** start of Provided records **

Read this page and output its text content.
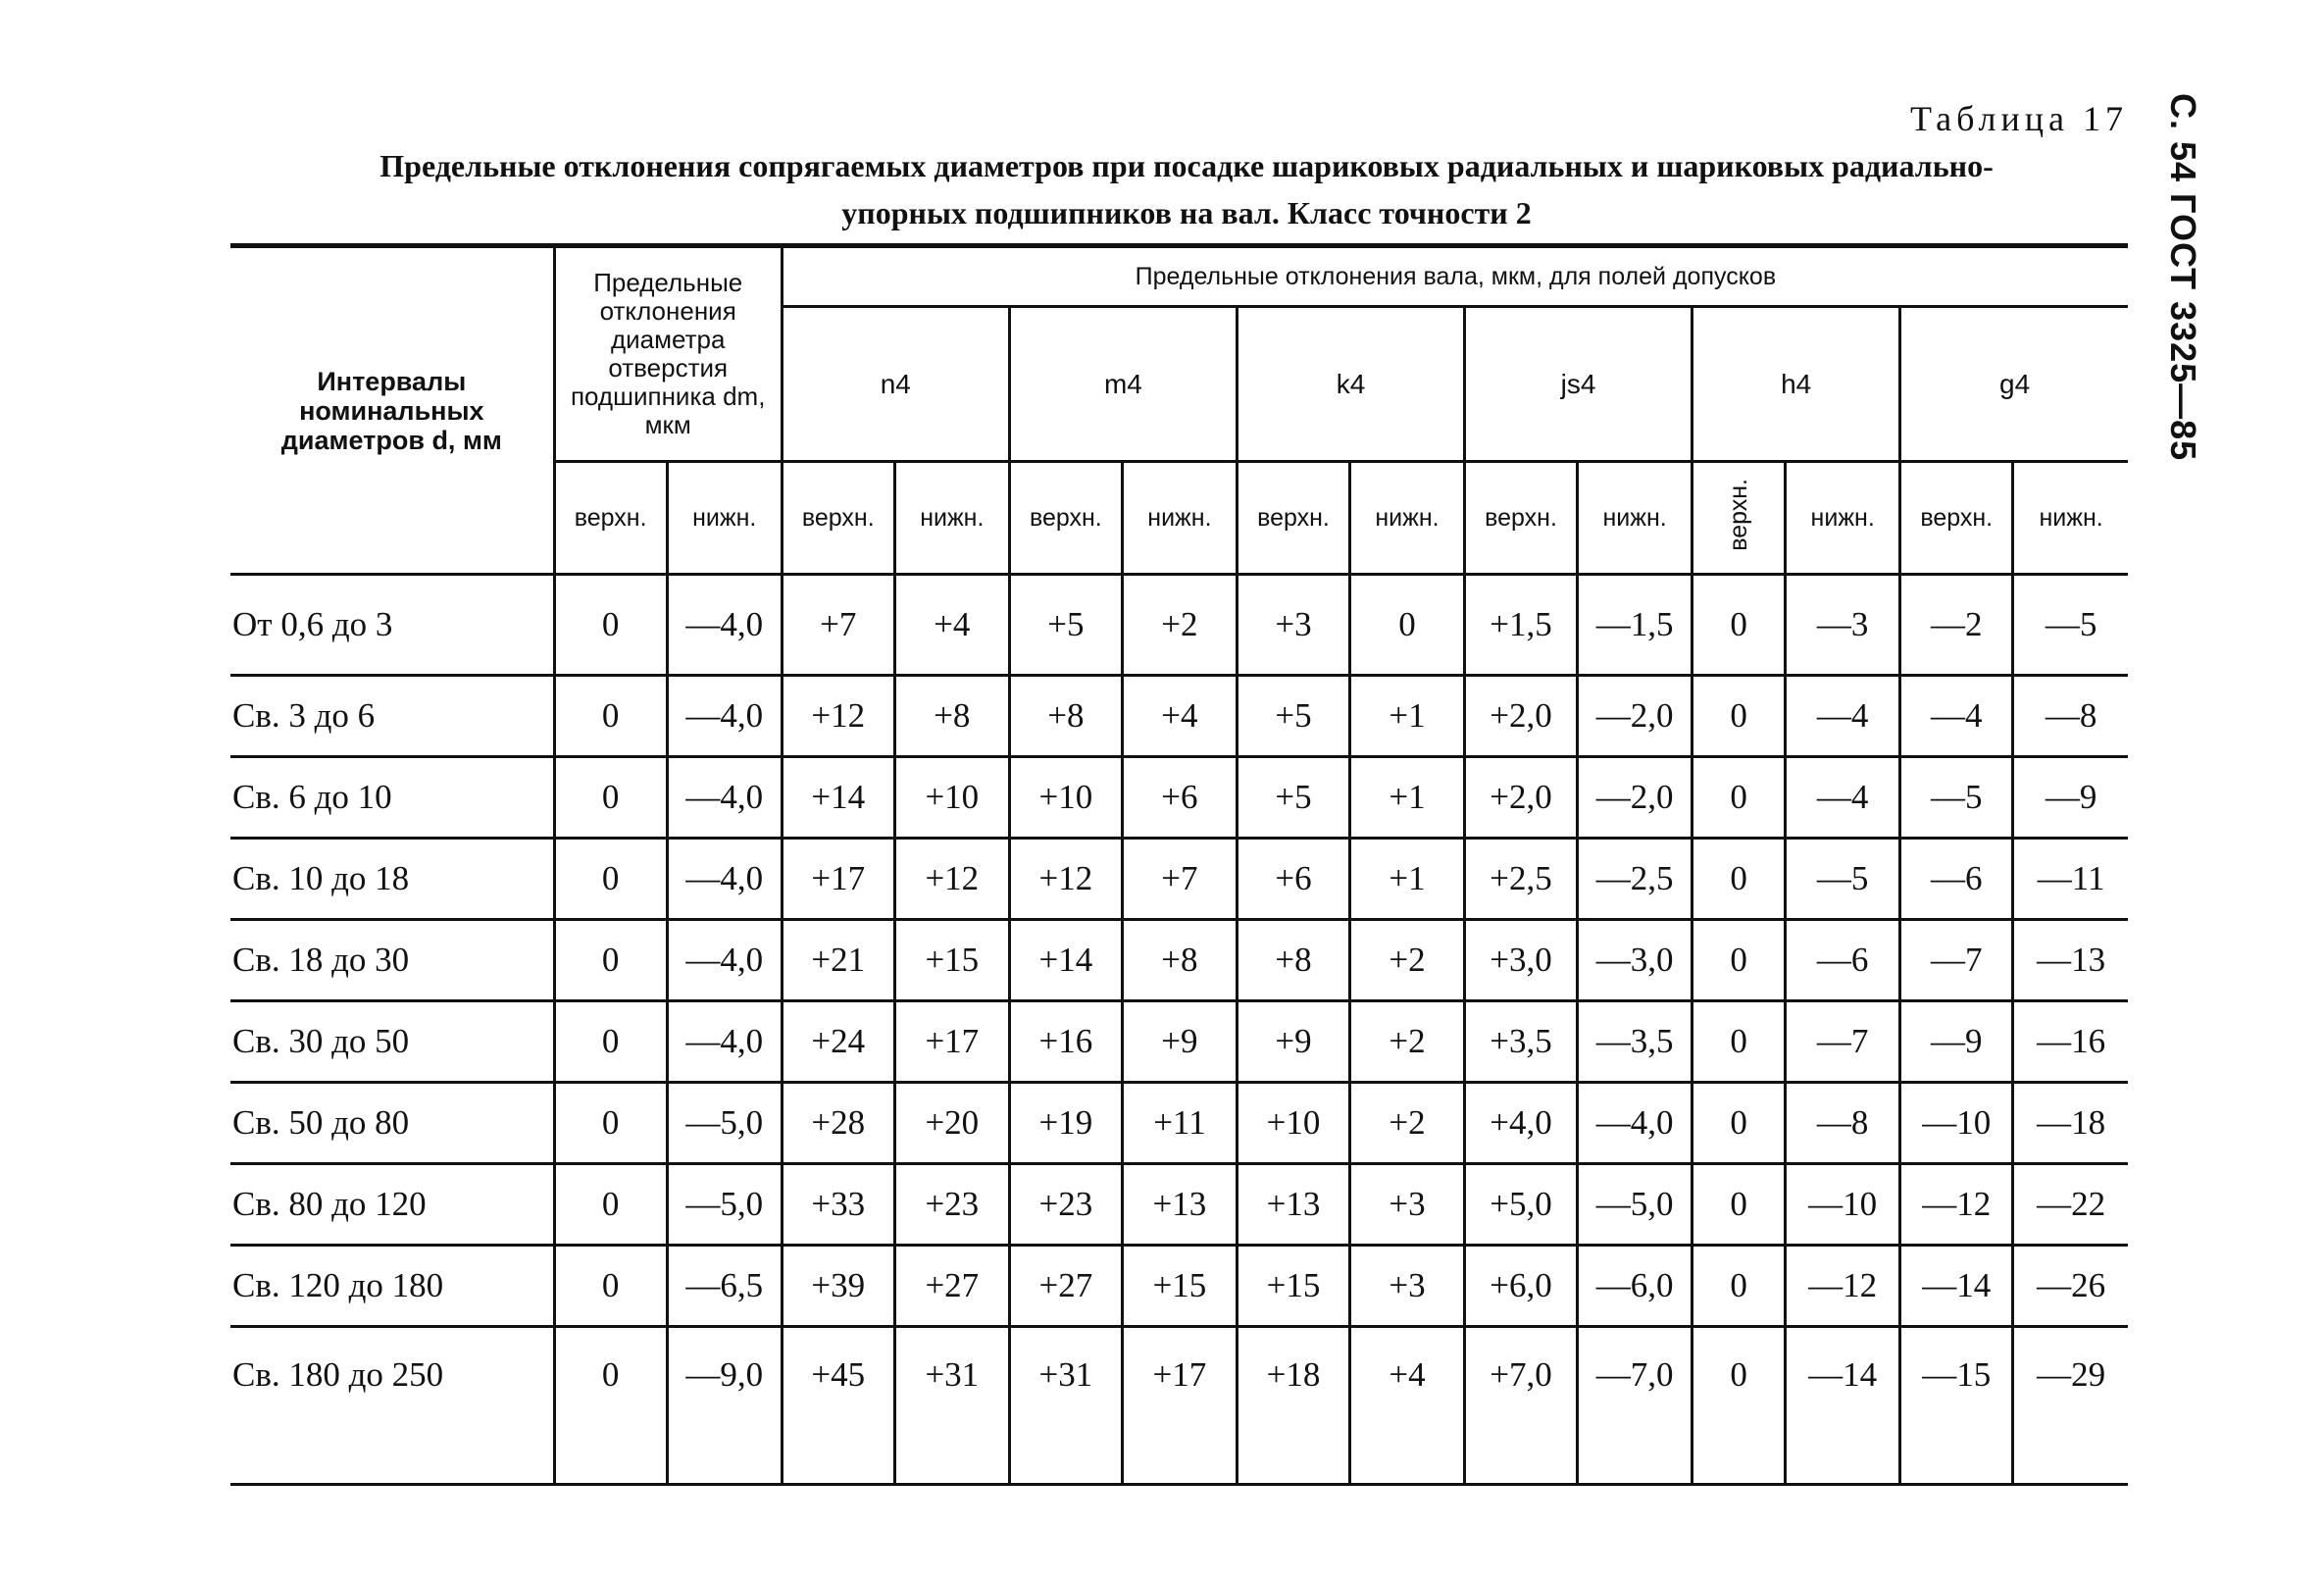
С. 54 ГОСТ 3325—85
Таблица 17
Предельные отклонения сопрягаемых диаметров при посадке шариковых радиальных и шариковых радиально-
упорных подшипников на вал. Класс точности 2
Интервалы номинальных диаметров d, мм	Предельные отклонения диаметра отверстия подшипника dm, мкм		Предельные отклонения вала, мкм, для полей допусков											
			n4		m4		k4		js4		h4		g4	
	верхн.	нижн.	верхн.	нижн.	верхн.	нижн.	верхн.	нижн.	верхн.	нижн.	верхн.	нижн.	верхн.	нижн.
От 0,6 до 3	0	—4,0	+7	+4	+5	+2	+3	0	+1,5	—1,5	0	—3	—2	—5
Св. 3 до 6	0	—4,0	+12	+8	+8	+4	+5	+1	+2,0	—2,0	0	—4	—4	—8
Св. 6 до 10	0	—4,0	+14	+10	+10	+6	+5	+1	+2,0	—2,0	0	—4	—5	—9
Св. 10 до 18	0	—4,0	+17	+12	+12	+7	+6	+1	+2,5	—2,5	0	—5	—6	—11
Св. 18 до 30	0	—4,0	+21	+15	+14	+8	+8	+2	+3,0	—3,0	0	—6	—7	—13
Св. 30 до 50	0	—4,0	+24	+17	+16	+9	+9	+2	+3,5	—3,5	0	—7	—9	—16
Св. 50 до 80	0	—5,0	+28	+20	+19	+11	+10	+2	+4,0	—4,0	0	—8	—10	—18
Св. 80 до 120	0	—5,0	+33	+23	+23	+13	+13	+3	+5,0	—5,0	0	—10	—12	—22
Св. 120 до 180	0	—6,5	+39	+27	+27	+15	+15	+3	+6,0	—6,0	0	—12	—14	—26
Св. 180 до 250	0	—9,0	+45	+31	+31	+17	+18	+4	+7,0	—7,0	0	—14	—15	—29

** end of Provided records **
** start of Provided records **

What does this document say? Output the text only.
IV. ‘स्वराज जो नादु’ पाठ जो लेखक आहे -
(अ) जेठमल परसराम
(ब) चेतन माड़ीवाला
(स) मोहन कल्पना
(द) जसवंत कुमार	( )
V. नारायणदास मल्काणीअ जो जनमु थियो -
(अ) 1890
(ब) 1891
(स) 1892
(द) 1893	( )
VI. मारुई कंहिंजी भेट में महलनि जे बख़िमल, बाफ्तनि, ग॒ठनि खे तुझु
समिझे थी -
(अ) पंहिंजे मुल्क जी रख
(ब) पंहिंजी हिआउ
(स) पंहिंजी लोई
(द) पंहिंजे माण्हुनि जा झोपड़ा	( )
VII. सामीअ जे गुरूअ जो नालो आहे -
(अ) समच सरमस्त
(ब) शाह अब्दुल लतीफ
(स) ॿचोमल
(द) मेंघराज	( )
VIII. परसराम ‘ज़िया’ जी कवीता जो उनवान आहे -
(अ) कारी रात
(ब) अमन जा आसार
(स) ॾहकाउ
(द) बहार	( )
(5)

** end of Provided records **

• [Given problem]
Copy each line that holds the word "text".

• [Expected answer]
Read this page and output its text content.
What does this document say? Output the text only.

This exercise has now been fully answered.